++++ PASSAGE PROVIDED
The article at a glance

Healx, a company that seeks breakthroughs for rare diseases through artificial intelligence, said it had secured $56 million in Series B financing, …

Healx, a company that seeks breakthroughs for rare diseases through artificial intelligence, said it had secured $56 million in Series B financing, led by venture capital firm Atomico and joined by Intel Capital, Global Brain and btov Partners. All previous investors also participated in the round.

Funding for rare diseases startup

The funding will be used to develop Healx’s therapeutic pipeline and to launch its global Rare Treatment Accelerator programme, developed in close partnership with patient communities to identify clinic-ready treatments for rare diseases within 24 months.

Healx was previously on the Accelerate Cambridge programme run by the Entrepreneurship Centre at Cambridge Judge Business School. The company raised £10 million in a Series A funding round last year and is soon to launch clinical trials to test a multiple treatment combination for autism.

Co-founder and CEO Dr Tim Guilliams said: “The size of this Series B financing, especially this quickly after our Series A round last year, is an endorsement of the value of our platform and the pace at which we have developed. It allows us to scale our impact with the launch of our Rare Treatment Accelerator programme and to progress into clinical trials.”

Healx aims to advance 100 rare disease treatments towards the clinic by 2025. According to Dr Guilliams, there are 7,000 rare diseases known today that affect around 400 million patients worldwide, with around 95 per cent of them without approved treatments.
++++++++
++++ DATA RECORDS
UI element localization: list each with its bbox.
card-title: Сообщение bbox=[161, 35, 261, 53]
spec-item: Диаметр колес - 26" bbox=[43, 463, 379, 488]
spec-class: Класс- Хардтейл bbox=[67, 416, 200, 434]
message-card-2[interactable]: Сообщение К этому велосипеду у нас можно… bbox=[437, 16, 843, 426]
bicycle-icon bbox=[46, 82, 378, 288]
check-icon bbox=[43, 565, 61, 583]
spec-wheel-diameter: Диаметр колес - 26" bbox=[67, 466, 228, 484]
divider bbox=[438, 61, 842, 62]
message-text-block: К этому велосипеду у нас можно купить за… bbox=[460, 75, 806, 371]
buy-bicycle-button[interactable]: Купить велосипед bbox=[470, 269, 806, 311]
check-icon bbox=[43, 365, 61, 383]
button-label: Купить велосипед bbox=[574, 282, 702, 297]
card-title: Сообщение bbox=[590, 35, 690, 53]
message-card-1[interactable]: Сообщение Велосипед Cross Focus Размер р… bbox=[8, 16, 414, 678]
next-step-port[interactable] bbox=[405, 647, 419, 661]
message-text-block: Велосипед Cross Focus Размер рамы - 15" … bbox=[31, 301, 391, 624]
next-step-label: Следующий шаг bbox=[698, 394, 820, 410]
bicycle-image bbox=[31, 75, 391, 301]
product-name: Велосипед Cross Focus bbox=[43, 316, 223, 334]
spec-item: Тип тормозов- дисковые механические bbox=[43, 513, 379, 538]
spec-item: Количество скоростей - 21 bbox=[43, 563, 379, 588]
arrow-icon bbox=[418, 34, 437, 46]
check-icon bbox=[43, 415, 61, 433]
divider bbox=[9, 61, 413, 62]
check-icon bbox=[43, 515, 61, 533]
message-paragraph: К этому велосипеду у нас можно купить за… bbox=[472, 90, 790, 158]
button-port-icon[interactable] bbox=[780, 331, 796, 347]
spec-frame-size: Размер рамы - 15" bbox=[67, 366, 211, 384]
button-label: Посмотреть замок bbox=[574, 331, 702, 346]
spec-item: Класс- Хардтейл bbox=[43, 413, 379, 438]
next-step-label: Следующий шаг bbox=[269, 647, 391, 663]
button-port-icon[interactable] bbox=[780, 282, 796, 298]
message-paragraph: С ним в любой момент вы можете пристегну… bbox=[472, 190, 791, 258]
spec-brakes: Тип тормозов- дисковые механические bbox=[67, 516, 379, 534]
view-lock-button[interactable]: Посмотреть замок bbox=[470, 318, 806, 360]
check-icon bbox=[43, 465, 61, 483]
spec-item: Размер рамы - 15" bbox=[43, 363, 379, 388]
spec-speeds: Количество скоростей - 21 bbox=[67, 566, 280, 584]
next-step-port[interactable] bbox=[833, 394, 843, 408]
++++++++
Answer these from the article on Healx's funding:
1. Which venture capital firm led the Series B round?
2. How much did Healx raise in its Series A round?
3. By what year does Healx aim to advance 100 rare disease treatments towards the clinic?

TASK ANSWER.
1. Atomico
2. £10 million
3. 2025